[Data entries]
--- begin ---
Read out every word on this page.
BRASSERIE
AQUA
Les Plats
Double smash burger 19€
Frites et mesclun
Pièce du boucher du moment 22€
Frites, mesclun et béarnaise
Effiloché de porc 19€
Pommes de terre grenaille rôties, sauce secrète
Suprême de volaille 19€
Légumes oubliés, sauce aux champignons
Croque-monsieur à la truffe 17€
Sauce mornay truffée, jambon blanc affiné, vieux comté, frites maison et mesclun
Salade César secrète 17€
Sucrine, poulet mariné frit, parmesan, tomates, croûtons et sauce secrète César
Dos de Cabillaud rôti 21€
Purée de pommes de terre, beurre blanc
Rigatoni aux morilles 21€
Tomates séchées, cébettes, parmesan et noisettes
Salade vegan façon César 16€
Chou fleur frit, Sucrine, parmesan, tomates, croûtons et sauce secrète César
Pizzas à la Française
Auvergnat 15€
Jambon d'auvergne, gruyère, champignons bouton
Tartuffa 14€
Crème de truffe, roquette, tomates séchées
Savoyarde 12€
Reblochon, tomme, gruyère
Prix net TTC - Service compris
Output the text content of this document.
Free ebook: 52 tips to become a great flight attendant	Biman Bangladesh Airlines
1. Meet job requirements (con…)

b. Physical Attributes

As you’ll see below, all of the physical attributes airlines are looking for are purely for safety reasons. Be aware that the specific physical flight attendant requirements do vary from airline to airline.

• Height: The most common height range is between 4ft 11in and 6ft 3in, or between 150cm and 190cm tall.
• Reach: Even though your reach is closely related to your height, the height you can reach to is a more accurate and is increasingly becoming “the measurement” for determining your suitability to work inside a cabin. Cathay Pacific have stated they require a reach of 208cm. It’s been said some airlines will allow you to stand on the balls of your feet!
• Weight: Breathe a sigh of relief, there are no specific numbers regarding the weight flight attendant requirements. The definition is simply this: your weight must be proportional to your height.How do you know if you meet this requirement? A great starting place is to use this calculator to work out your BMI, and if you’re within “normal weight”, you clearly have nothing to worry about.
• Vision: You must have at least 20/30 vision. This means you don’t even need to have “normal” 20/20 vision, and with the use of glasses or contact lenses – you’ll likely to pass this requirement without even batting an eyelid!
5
--- end ---
*Stated problem*. Transcribe all of the lines in the records precisely.

*Answer to this exercise*.
Read out every word on this page.
BRASSERIE
AQUA
Les Plats
Double smash burger 19€
Frites et mesclun
Pièce du boucher du moment 22€
Frites, mesclun et béarnaise
Effiloché de porc 19€
Pommes de terre grenaille rôties, sauce secrète
Suprême de volaille 19€
Légumes oubliés, sauce aux champignons
Croque-monsieur à la truffe 17€
Sauce mornay truffée, jambon blanc affiné, vieux comté, frites maison et mesclun
Salade César secrète 17€
Sucrine, poulet mariné frit, parmesan, tomates, croûtons et sauce secrète César
Dos de Cabillaud rôti 21€
Purée de pommes de terre, beurre blanc
Rigatoni aux morilles 21€
Tomates séchées, cébettes, parmesan et noisettes
Salade vegan façon César 16€
Chou fleur frit, Sucrine, parmesan, tomates, croûtons et sauce secrète César
Pizzas à la Française
Auvergnat 15€
Jambon d'auvergne, gruyère, champignons bouton
Tartuffa 14€
Crème de truffe, roquette, tomates séchées
Savoyarde 12€
Reblochon, tomme, gruyère
Prix net TTC - Service compris
Output the text content of this document.
Free ebook: 52 tips to become a great flight attendant	Biman Bangladesh Airlines
1. Meet job requirements (con…)

b. Physical Attributes

As you’ll see below, all of the physical attributes airlines are looking for are purely for safety reasons. Be aware that the specific physical flight attendant requirements do vary from airline to airline.

• Height: The most common height range is between 4ft 11in and 6ft 3in, or between 150cm and 190cm tall.
• Reach: Even though your reach is closely related to your height, the height you can reach to is a more accurate and is increasingly becoming “the measurement” for determining your suitability to work inside a cabin. Cathay Pacific have stated they require a reach of 208cm. It’s been said some airlines will allow you to stand on the balls of your feet!
• Weight: Breathe a sigh of relief, there are no specific numbers regarding the weight flight attendant requirements. The definition is simply this: your weight must be proportional to your height.How do you know if you meet this requirement? A great starting place is to use this calculator to work out your BMI, and if you’re within “normal weight”, you clearly have nothing to worry about.
• Vision: You must have at least 20/30 vision. This means you don’t even need to have “normal” 20/20 vision, and with the use of glasses or contact lenses – you’ll likely to pass this requirement without even batting an eyelid!
5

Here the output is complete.